§ Direction: Comb the records below for the string "term" and copy each line where it turns up.
--- start Input ---
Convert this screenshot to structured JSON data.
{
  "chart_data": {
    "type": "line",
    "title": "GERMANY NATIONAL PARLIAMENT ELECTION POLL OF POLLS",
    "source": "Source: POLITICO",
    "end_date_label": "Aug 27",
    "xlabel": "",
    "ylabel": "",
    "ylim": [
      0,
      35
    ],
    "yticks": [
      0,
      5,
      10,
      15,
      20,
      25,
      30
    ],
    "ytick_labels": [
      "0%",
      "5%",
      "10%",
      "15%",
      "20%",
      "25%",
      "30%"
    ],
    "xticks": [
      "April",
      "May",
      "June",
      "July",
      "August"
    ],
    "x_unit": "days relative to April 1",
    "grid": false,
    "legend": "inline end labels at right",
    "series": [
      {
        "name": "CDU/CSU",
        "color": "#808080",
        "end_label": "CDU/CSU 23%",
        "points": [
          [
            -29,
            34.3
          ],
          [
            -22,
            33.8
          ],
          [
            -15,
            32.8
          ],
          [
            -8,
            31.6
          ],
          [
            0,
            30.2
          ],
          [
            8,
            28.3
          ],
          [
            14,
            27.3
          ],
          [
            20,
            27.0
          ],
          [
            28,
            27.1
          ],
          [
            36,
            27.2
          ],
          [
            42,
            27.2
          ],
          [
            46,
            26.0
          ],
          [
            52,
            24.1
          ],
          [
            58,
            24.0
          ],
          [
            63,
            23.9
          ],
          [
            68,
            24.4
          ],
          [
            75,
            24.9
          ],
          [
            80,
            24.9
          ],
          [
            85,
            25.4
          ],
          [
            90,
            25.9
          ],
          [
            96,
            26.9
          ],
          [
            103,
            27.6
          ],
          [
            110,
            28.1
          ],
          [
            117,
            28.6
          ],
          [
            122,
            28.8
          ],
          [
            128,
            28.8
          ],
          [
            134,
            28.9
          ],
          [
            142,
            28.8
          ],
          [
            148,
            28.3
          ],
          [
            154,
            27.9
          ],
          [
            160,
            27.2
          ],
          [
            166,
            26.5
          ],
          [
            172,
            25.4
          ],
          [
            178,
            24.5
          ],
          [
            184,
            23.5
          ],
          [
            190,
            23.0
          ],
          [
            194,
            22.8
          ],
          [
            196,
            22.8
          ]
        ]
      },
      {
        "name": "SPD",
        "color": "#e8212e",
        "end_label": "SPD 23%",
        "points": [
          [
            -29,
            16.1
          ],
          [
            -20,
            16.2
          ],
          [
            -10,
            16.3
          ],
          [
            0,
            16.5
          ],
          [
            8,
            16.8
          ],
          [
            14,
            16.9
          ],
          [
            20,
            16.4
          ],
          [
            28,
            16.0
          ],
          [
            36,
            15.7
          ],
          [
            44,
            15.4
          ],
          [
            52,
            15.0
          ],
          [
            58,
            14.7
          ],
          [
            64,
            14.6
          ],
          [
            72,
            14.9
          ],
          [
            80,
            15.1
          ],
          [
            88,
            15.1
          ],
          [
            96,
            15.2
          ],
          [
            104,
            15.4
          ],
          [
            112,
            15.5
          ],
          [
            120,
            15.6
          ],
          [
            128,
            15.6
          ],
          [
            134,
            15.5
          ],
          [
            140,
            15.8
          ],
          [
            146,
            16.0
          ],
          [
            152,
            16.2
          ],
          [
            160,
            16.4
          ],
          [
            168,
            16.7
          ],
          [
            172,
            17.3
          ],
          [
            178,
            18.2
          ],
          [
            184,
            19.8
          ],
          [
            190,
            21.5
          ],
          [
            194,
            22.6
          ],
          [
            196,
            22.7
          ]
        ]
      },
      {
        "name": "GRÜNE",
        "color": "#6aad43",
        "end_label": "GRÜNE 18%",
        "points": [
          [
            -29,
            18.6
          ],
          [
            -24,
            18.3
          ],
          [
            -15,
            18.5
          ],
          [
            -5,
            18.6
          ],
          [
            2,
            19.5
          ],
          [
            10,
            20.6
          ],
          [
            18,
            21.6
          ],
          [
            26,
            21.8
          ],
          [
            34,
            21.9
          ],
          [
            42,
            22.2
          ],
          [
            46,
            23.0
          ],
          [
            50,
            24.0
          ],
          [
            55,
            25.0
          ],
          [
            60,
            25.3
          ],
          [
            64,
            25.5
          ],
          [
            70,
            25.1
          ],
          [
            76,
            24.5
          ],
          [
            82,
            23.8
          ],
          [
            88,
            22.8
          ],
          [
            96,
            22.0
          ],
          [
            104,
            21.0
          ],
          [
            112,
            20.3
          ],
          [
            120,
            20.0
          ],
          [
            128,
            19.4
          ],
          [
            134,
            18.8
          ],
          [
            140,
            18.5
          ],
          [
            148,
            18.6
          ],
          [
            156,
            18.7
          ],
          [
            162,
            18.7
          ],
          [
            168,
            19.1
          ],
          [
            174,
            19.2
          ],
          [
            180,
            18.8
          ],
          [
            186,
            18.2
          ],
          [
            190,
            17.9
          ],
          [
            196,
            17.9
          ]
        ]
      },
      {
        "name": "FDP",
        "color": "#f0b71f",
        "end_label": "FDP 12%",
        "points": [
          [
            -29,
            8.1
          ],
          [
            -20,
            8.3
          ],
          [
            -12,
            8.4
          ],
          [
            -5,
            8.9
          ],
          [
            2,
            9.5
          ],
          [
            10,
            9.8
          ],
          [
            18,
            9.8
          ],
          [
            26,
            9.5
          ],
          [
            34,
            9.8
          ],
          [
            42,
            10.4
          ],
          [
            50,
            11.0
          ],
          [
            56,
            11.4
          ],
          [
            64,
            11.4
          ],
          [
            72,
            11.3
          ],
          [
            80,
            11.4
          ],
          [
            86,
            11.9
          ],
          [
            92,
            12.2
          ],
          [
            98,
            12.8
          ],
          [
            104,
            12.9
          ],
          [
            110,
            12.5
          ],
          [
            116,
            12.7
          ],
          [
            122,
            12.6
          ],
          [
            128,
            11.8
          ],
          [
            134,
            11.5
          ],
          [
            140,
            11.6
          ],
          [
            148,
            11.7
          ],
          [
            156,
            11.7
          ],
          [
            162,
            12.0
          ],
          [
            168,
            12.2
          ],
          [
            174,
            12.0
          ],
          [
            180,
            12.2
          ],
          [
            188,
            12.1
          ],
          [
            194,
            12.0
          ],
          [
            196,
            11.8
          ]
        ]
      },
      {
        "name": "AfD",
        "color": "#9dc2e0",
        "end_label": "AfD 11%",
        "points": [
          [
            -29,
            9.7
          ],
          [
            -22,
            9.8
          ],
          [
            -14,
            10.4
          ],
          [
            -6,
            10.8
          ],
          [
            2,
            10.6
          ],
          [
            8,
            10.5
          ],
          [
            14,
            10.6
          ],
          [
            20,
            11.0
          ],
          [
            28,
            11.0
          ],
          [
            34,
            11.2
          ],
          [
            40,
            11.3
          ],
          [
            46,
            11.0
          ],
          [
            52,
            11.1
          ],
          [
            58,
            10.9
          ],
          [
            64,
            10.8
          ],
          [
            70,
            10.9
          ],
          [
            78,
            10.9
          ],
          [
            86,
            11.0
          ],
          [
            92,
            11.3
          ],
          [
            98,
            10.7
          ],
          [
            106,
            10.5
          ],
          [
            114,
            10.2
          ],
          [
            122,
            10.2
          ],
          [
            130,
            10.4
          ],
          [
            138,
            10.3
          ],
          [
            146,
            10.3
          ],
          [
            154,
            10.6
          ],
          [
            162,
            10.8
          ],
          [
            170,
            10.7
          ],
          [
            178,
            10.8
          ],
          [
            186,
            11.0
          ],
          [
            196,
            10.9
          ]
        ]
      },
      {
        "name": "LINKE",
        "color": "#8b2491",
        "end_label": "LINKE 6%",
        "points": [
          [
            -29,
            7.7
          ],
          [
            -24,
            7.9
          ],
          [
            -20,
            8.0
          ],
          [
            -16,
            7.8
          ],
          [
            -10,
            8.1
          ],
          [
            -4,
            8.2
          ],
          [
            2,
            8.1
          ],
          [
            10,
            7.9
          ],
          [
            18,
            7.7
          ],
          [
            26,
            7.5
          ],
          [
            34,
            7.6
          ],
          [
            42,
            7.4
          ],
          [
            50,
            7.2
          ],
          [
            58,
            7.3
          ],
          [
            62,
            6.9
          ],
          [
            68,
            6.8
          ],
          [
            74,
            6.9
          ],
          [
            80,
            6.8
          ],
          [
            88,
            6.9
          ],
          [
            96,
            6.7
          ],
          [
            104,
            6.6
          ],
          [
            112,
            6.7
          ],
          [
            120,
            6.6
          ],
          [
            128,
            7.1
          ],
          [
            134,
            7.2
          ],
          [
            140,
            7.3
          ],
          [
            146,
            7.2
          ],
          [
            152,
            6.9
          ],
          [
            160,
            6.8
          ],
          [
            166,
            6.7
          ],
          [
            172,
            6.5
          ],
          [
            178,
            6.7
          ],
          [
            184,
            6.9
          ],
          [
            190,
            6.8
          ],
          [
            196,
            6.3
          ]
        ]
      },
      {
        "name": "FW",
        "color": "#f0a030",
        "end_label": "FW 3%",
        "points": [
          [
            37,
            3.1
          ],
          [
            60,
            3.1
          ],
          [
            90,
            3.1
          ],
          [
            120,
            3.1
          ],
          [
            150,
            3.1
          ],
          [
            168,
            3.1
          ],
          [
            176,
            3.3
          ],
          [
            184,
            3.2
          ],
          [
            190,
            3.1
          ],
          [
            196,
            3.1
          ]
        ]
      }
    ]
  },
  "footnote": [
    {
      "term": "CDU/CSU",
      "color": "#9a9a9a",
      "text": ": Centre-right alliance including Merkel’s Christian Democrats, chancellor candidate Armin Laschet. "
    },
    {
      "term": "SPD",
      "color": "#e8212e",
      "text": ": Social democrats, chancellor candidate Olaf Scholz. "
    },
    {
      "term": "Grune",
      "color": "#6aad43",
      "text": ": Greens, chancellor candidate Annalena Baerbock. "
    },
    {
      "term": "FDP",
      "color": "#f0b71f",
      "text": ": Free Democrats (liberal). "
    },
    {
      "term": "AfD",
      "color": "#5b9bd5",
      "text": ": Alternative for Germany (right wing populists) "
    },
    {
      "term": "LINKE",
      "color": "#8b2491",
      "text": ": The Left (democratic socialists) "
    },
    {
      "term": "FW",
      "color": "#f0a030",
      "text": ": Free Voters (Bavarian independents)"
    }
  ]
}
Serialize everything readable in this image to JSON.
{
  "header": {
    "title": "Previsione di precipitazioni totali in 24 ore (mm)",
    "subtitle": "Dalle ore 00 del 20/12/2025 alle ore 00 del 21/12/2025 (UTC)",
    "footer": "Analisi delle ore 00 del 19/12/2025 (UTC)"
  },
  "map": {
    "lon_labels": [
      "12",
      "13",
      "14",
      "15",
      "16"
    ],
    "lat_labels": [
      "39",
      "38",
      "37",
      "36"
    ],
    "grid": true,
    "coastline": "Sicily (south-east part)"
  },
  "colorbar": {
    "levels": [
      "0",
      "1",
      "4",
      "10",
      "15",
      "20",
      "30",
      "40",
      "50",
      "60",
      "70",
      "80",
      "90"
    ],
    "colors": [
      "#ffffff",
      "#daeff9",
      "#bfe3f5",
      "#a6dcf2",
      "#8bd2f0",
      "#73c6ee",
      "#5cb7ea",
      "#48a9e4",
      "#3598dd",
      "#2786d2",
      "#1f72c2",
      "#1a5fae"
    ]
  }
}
--- end Input ---
§ Response to the exercise:
      "term": "CDU/CSU",
      "term": "SPD",
      "term": "Grune",
      "term": "FDP",
      "term": "AfD",
      "term": "LINKE",
      "term": "FW",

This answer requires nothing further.